- _Challenge_
Leave out the pictures and transcribe the rest of the records exactly.

★ ★ ★ ★ ★

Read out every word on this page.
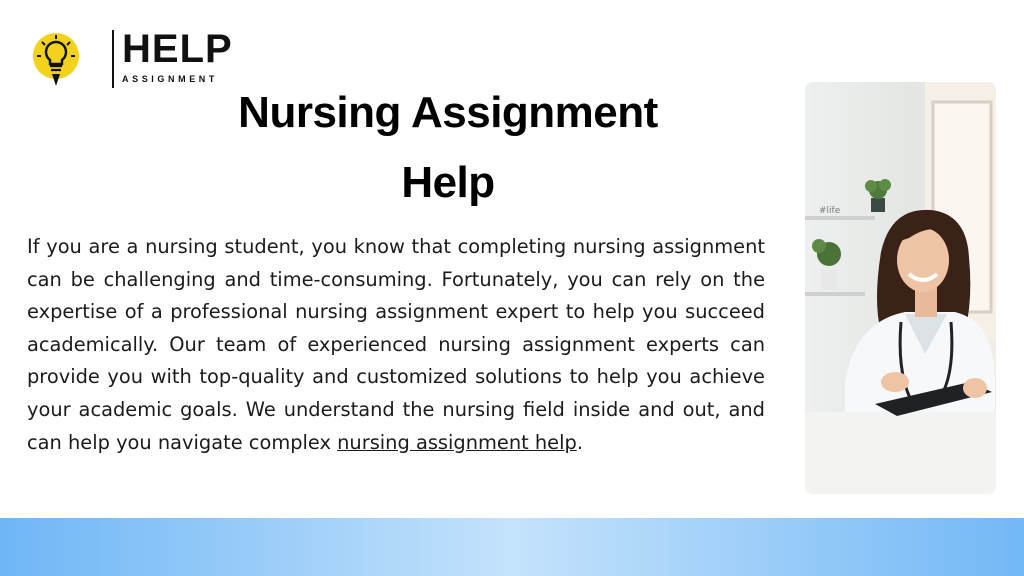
HELP
ASSIGNMENT
Nursing Assignment
Help
If you are a nursing student, you know that completing nursing assignment can be challenging and time-consuming. Fortunately, you can rely on the expertise of a professional nursing assignment expert to help you succeed academically. Our team of experienced nursing assignment experts can provide you with top-quality and customized solutions to help you achieve your academic goals. We understand the nursing field inside and out, and can help you navigate complex nursing assignment help.
#life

★ ★ ★ ★ ★

- _Worked answer_
Read out every word on this page.
HELP
ASSIGNMENT
Nursing Assignment
Help
If you are a nursing student, you know that completing nursing assignment can be challenging and time-consuming. Fortunately, you can rely on the expertise of a professional nursing assignment expert to help you succeed academically. Our team of experienced nursing assignment experts can provide you with top-quality and customized solutions to help you achieve your academic goals. We understand the nursing field inside and out, and can help you navigate complex nursing assignment help.
#life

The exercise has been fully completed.